— Text passage —
^^^^^^^^
The bank should consider introducing a new entity version if there's significant new value that it wants to expose to its banking customers, or if it's forced to do so for security or regulatory reasons. In the case of blockchain accounts, there may be publicity value as well as practical value. Entity version upgrades are less common than format versioning changes for established services, but they do happen; you may have received messages from your bank telling you about a significant technology upgrade to your accounts and alerting you to actions you need to take, or changes you will see.

Entity versioning puts an additional burden on API clients, because the older clients cannot work with the newer entities, even though they continue to work unchanged with the older ones. This puts pressure on client developers to produce a new client application or upgrade an existing one to work with the new API.

Entity versioning can work well for technology products, where the the users of the API and the core customers are often one and the same and rapid obsolescence is considered normal.

How do you implement the different versions of versioning?


On the web, you often see conflicting advice on whether or not a version number should appear in the URLs of a web API. The primary alternative is to put the version ID in an HTTP header. The better choice depends on whether you're doing format versioning or entity versioning.

For format versioning, put the version identifier in an HTTP header, not in the URL. Continuing the banking example, it’s conceptually simpler for each account to have a single URL, regardless of which format the API client wants to see it in. If you put a format version identifier in the URL, you are effectively making each format of each entity a separate web resource, with some behind-the-scenes magic that causes changes in one to be reflected in the other.
^^^^^^^^
— Provided data —
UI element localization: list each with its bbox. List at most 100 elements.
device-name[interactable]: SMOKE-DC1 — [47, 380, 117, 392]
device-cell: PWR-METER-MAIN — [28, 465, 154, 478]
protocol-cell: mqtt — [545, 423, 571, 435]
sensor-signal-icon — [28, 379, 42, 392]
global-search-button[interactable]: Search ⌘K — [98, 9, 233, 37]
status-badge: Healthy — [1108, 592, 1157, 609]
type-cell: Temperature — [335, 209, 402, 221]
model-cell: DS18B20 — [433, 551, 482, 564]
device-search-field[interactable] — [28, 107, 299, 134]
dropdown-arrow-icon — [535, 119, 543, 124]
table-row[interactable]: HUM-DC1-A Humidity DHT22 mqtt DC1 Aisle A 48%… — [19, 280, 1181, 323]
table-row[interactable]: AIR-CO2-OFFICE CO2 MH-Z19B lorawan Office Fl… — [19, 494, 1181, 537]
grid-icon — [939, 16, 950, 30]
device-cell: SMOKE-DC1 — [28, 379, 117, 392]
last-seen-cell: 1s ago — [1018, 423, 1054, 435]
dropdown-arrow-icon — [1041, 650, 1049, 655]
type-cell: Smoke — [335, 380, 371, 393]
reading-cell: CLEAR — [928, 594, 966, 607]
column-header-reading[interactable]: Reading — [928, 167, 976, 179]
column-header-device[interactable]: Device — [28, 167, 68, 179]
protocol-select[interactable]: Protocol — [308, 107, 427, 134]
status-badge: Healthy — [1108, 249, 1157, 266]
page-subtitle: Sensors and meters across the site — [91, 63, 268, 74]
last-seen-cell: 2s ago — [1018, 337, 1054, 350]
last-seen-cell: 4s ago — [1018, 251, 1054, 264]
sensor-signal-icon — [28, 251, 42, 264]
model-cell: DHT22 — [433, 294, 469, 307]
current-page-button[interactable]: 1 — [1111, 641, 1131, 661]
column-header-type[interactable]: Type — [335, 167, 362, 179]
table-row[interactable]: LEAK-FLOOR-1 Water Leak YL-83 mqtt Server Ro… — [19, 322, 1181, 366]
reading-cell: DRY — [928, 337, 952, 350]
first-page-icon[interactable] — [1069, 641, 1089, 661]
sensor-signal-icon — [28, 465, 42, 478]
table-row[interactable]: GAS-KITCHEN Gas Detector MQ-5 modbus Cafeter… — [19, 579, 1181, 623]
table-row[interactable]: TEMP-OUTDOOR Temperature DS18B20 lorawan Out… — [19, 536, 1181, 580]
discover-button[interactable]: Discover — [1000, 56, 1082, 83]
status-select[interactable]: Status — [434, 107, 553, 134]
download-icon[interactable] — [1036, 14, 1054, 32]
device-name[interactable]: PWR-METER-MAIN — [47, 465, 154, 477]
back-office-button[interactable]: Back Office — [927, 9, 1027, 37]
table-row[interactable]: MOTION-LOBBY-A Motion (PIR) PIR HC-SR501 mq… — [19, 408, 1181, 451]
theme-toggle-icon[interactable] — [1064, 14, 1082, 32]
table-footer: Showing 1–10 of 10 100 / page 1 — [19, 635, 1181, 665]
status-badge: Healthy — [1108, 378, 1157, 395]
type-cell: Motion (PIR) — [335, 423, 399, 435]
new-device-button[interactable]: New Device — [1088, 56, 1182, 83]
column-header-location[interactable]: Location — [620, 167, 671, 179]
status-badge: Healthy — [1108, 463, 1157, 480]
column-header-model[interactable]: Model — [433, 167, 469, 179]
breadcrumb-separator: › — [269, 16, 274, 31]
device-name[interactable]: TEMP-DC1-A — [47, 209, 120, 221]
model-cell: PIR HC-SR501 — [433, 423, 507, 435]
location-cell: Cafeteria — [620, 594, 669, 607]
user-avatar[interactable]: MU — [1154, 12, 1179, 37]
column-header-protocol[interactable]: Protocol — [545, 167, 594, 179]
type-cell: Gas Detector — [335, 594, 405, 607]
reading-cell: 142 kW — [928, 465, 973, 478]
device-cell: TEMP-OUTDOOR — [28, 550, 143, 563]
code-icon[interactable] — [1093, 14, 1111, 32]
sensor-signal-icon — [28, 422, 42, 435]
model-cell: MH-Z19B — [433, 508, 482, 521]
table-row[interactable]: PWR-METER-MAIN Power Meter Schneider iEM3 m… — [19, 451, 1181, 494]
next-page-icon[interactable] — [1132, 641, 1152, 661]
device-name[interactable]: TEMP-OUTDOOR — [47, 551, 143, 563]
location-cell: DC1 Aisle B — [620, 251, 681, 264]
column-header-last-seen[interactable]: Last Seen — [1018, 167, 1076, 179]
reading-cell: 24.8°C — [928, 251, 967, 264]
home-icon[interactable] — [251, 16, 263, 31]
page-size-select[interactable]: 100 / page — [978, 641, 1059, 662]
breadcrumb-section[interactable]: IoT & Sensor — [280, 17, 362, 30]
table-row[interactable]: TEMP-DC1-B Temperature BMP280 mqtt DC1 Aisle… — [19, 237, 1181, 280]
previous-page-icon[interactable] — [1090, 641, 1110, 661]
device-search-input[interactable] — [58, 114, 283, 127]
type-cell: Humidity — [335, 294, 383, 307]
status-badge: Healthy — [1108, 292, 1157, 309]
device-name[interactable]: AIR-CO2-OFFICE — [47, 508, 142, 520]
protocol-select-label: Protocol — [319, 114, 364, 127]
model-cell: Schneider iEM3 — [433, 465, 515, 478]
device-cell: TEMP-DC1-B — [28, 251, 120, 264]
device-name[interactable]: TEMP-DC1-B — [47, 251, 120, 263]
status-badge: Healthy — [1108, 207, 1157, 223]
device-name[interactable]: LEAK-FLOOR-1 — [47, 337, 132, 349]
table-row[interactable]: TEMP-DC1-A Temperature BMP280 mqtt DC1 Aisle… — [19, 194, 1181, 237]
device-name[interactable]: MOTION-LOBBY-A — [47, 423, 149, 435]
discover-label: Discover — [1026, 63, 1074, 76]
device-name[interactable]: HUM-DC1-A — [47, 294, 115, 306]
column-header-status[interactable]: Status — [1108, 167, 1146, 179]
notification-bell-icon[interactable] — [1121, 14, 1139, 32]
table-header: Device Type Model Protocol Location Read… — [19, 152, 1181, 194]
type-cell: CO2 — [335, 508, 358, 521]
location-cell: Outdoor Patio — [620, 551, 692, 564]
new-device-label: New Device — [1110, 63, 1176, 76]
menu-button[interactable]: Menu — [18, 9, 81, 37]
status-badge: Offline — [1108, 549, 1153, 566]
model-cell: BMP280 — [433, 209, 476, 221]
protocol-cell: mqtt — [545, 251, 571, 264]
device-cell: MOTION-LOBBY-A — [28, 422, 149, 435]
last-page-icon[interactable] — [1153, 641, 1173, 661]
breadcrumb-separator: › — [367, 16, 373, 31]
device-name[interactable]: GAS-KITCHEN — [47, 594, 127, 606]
^^^^^^^^
— Goals —
(a) In the API versioning passage, where should the version identifier go when doing format versioning?
(b) Please explain in one to three sentences why, according to the API versioning passage, entity versioning places an extra burden on API clients.

— Exercise responses —
(a) In an HTTP header, not in the URL.

(b) Older clients cannot work with the newer entities, although they keep working unchanged with the older ones. This pushes client developers to build a new client application or upgrade an existing one to work with the new API.